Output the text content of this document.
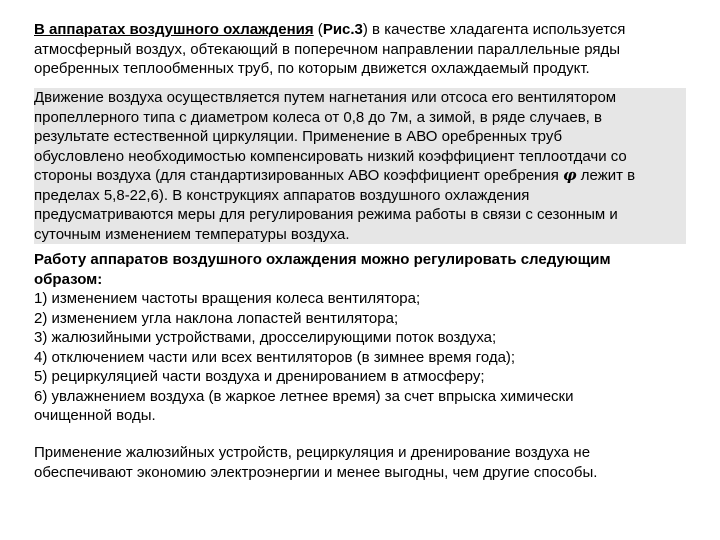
В аппаратах воздушного охлаждения (Рис.3) в качестве хладагента используется
атмосферный воздух, обтекающий в поперечном направлении параллельные ряды
оребренных теплообменных труб, по которым движется охлаждаемый продукт.
Движение воздуха осуществляется путем нагнетания или отсоса его вентилятором
пропеллерного типа с диаметром колеса от 0,8 до 7м, а зимой, в ряде случаев, в
результате естественной циркуляции. Применение в АВО оребренных труб
обусловлено необходимостью компенсировать низкий коэффициент теплоотдачи со
стороны воздуха (для стандартизированных АВО коэффициент оребрения φ лежит в
пределах 5,8-22,6). В конструкциях аппаратов воздушного охлаждения
предусматриваются меры для регулирования режима работы в связи с сезонным и
суточным изменением температуры воздуха.
Работу аппаратов воздушного охлаждения можно регулировать следующим
образом:
1) изменением частоты вращения колеса вентилятора;
2) изменением угла наклона лопастей вентилятора;
3) жалюзийными устройствами, дросселирующими поток воздуха;
4) отключением части или всех вентиляторов (в зимнее время года);
5) рециркуляцией части воздуха и дренированием в атмосферу;
6) увлажнением воздуха (в жаркое летнее время) за счет впрыска химически
очищенной воды.
Применение жалюзийных устройств, рециркуляция и дренирование воздуха не
обеспечивают экономию электроэнергии и менее выгодны, чем другие способы.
++++++
=== Written exercise ===
Leave out the pictures and repeat everything else in the records exactly.

=== Exercise result ===
Output the text content of this document.
В аппаратах воздушного охлаждения (Рис.3) в качестве хладагента используется
атмосферный воздух, обтекающий в поперечном направлении параллельные ряды
оребренных теплообменных труб, по которым движется охлаждаемый продукт.
Движение воздуха осуществляется путем нагнетания или отсоса его вентилятором
пропеллерного типа с диаметром колеса от 0,8 до 7м, а зимой, в ряде случаев, в
результате естественной циркуляции. Применение в АВО оребренных труб
обусловлено необходимостью компенсировать низкий коэффициент теплоотдачи со
стороны воздуха (для стандартизированных АВО коэффициент оребрения φ лежит в
пределах 5,8-22,6). В конструкциях аппаратов воздушного охлаждения
предусматриваются меры для регулирования режима работы в связи с сезонным и
суточным изменением температуры воздуха.
Работу аппаратов воздушного охлаждения можно регулировать следующим
образом:
1) изменением частоты вращения колеса вентилятора;
2) изменением угла наклона лопастей вентилятора;
3) жалюзийными устройствами, дросселирующими поток воздуха;
4) отключением части или всех вентиляторов (в зимнее время года);
5) рециркуляцией части воздуха и дренированием в атмосферу;
6) увлажнением воздуха (в жаркое летнее время) за счет впрыска химически
очищенной воды.
Применение жалюзийных устройств, рециркуляция и дренирование воздуха не
обеспечивают экономию электроэнергии и менее выгодны, чем другие способы.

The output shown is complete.